■ **SHORT EXERCISE**:
Where a line of the listing below includes the word "wasting", reproduce that line.

■ **RECORDS PROVIDED**:

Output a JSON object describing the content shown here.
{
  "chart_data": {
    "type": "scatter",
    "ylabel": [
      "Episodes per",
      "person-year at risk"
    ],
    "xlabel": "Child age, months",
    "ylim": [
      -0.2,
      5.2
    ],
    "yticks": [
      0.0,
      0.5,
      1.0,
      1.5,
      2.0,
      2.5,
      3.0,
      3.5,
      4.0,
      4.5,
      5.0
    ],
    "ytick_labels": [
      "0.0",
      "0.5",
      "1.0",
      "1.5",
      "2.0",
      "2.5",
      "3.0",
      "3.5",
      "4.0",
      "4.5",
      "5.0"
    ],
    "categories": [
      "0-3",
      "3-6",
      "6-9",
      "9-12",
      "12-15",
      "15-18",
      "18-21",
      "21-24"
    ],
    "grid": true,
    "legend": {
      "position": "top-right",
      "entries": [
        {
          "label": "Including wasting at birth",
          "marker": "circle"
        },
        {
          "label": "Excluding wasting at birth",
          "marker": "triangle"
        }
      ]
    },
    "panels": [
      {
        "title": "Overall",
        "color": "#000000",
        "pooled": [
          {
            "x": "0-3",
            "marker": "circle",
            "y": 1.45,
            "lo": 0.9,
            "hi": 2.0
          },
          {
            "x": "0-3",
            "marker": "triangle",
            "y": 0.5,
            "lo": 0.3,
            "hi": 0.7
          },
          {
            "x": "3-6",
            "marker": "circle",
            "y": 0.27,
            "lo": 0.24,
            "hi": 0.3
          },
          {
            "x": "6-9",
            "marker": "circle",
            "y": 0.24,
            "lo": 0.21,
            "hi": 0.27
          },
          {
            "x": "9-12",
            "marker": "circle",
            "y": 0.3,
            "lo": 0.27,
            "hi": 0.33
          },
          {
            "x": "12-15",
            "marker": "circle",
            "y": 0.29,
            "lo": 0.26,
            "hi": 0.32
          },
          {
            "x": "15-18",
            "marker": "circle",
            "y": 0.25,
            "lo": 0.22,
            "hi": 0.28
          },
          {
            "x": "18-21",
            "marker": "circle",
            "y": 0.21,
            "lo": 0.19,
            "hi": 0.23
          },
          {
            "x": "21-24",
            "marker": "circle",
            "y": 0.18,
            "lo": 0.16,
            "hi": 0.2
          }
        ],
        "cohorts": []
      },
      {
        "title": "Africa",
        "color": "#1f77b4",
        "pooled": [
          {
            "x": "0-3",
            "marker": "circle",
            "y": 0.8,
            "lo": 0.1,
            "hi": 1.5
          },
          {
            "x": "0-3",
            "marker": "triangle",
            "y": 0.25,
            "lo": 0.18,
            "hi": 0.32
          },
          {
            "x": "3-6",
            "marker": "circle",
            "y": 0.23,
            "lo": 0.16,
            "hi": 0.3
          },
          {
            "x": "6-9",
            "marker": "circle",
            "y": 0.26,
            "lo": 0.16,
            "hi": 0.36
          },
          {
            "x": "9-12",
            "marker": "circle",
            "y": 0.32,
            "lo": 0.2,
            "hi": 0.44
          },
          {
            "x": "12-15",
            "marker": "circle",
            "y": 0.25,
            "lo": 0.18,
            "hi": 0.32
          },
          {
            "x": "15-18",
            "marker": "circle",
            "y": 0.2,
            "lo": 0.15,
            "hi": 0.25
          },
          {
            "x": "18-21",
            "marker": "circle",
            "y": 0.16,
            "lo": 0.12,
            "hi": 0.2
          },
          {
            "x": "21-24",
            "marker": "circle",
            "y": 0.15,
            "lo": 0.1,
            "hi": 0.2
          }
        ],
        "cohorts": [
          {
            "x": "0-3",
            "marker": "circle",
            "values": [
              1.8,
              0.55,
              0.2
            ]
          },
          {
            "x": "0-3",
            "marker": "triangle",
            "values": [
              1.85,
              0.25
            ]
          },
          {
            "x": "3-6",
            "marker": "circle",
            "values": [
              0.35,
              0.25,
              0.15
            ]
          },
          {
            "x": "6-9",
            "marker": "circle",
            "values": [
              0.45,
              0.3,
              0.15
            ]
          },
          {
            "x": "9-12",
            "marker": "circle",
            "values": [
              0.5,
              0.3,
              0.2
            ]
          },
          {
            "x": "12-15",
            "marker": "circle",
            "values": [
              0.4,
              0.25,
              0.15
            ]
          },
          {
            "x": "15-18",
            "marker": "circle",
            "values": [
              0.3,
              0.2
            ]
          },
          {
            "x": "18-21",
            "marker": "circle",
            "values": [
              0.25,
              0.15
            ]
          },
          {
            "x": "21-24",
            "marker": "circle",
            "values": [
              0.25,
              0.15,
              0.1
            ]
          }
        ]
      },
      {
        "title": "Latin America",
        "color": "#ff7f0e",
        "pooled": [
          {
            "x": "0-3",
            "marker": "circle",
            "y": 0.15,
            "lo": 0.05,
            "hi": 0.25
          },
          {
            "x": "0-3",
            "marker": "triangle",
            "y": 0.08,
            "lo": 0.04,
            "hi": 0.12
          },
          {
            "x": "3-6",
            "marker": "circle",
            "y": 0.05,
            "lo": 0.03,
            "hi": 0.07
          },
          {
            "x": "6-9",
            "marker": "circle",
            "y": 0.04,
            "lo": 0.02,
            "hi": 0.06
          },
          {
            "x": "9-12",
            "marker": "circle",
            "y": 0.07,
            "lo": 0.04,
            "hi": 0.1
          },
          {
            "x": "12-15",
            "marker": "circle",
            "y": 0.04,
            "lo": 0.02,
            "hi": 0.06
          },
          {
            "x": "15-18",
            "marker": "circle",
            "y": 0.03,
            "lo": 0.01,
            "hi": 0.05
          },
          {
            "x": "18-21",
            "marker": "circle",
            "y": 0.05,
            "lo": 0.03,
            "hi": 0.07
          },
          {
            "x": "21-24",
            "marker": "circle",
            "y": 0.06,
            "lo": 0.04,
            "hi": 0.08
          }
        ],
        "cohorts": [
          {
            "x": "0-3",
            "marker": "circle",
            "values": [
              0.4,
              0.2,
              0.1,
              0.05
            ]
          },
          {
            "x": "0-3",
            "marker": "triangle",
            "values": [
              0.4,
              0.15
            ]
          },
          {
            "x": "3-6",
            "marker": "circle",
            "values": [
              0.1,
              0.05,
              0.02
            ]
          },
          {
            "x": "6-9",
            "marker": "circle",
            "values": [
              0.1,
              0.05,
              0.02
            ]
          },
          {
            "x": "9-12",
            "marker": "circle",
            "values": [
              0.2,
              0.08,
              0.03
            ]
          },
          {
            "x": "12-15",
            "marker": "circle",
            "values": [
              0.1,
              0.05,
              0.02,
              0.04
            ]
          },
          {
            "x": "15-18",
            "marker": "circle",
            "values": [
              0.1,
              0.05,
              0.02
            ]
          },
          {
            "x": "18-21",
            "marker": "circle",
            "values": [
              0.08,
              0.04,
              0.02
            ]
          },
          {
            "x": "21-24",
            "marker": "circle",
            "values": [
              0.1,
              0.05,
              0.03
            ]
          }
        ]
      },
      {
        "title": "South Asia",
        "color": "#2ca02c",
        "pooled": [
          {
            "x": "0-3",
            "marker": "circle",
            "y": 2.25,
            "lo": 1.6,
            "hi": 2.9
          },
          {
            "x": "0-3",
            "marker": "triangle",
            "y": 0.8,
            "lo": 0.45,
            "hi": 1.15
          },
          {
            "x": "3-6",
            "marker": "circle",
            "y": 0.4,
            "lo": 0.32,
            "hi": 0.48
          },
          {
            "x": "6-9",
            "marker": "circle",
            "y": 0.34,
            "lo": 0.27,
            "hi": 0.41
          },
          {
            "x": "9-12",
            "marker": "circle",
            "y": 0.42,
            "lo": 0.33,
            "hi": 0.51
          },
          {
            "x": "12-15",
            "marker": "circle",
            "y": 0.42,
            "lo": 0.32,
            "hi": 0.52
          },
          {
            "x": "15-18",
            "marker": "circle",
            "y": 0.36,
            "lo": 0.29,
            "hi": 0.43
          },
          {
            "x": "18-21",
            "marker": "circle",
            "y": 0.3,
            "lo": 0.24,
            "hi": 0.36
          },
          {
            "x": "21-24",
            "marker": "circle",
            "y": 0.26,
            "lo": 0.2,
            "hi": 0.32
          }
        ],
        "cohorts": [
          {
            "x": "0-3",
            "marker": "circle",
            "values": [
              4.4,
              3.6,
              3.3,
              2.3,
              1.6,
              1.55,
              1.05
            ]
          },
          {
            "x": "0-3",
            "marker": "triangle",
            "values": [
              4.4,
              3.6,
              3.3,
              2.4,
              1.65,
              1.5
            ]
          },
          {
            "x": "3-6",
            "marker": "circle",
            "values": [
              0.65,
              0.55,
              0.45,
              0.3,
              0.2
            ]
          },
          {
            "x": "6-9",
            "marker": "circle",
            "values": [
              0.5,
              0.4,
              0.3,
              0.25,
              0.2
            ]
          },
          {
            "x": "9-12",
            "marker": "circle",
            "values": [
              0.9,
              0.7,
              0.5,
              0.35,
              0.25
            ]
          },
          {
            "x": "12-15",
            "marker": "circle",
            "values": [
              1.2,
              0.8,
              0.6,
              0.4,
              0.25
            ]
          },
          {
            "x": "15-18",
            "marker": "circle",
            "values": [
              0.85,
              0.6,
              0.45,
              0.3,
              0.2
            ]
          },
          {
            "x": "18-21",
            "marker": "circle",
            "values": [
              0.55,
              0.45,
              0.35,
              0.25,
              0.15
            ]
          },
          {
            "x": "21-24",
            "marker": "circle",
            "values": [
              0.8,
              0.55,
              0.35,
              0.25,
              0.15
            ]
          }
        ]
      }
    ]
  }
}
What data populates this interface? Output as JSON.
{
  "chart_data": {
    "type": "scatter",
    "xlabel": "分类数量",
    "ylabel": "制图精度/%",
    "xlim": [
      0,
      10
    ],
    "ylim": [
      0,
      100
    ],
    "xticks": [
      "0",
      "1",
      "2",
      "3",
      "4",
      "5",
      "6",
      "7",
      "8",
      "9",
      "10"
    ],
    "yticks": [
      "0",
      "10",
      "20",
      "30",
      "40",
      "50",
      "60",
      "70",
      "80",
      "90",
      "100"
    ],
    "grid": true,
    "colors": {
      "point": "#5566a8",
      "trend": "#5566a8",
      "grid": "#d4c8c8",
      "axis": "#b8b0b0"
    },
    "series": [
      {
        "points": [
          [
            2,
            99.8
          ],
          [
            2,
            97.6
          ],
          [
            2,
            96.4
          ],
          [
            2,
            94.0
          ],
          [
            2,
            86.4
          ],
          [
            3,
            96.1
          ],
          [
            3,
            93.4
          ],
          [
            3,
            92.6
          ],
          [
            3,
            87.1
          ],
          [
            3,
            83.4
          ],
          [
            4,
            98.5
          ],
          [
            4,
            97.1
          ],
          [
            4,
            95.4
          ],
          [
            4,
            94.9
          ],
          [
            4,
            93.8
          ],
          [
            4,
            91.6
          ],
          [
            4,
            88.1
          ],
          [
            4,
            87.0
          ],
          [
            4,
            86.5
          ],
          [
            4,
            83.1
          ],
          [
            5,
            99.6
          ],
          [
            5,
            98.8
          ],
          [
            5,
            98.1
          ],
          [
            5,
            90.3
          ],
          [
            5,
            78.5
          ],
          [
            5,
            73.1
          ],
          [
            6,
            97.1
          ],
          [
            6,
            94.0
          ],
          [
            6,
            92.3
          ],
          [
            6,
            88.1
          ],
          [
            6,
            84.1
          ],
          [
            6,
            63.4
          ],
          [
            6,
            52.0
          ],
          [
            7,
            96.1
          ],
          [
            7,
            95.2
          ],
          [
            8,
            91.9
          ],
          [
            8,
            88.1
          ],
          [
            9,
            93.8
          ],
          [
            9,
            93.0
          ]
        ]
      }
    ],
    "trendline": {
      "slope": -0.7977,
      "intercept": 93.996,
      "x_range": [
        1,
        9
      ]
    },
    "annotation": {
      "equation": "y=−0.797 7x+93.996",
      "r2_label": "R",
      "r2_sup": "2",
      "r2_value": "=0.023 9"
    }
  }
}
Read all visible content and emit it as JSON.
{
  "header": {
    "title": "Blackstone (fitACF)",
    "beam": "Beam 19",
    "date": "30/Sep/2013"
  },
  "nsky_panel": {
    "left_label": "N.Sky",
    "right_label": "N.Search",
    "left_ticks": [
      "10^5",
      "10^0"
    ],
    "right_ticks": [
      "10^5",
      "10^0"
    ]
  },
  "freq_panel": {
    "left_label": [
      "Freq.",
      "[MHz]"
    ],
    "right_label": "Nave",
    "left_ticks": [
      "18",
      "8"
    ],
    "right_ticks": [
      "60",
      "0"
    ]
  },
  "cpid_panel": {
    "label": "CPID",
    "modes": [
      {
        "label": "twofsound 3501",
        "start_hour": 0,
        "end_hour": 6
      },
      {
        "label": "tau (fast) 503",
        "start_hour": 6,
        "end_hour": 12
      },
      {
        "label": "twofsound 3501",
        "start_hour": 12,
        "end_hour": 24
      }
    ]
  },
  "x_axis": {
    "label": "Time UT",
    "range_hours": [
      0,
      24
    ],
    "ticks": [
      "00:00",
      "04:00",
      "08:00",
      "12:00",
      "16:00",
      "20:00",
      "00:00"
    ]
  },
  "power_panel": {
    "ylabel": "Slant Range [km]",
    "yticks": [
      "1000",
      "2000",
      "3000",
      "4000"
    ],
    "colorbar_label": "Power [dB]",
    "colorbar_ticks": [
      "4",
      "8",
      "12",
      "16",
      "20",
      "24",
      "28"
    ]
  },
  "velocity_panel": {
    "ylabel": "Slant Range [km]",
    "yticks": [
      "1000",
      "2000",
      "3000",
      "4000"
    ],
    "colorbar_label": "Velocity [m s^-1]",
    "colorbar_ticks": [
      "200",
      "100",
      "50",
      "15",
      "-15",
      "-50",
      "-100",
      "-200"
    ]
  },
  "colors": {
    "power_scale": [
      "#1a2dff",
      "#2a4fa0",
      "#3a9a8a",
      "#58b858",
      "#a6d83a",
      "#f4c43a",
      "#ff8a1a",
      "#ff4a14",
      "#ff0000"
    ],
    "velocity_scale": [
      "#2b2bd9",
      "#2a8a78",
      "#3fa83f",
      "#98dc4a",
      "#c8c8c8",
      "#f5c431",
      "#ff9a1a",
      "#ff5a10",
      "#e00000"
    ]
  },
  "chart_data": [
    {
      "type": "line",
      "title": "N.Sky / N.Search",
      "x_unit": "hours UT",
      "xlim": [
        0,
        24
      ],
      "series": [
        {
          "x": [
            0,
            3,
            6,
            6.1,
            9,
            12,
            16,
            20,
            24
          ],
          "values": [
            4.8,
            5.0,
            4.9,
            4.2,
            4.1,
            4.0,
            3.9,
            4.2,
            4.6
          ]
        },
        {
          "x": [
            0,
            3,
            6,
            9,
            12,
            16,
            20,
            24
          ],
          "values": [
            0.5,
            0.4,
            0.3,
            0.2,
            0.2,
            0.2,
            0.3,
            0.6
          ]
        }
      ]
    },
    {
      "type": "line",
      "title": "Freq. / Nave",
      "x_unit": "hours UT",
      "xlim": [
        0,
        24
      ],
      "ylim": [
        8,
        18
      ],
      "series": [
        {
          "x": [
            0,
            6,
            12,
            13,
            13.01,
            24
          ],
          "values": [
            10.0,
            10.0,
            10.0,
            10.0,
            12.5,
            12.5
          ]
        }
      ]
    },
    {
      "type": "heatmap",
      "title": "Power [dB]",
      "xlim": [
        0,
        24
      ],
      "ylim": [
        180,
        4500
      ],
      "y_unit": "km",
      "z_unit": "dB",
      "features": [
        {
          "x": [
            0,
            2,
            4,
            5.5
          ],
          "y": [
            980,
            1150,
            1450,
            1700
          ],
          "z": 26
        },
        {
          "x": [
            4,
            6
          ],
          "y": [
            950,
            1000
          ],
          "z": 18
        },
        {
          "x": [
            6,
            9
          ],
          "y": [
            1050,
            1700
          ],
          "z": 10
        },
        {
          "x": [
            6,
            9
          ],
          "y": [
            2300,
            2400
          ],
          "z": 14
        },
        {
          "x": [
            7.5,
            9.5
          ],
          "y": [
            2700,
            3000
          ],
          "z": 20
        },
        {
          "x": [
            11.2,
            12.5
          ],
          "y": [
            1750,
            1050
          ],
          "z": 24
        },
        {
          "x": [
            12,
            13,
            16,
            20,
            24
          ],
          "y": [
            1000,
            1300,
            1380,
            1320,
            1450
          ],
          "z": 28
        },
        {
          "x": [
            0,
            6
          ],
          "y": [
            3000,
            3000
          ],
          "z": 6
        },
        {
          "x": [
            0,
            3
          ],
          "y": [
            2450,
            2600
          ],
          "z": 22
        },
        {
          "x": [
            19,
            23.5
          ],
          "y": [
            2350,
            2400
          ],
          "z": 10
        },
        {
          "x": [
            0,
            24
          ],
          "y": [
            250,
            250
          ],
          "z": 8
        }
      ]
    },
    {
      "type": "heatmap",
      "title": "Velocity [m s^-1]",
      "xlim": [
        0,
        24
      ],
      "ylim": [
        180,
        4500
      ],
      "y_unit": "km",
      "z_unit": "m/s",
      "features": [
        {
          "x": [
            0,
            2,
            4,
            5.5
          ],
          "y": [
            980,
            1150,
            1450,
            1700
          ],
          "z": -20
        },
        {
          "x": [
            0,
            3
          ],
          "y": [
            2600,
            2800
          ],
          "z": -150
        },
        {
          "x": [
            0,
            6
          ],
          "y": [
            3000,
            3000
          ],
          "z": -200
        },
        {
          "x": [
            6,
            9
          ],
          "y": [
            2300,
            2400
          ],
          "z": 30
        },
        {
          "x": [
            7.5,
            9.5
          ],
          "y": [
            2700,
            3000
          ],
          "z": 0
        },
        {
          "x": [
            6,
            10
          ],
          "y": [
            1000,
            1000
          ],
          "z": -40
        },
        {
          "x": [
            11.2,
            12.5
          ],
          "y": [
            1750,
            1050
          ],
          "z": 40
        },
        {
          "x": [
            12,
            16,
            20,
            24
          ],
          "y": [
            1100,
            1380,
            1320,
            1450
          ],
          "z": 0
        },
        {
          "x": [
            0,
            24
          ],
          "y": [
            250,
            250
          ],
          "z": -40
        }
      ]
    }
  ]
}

■ **THE COMPLETED TASK**:
          "label": "Including wasting at birth",
          "label": "Excluding wasting at birth",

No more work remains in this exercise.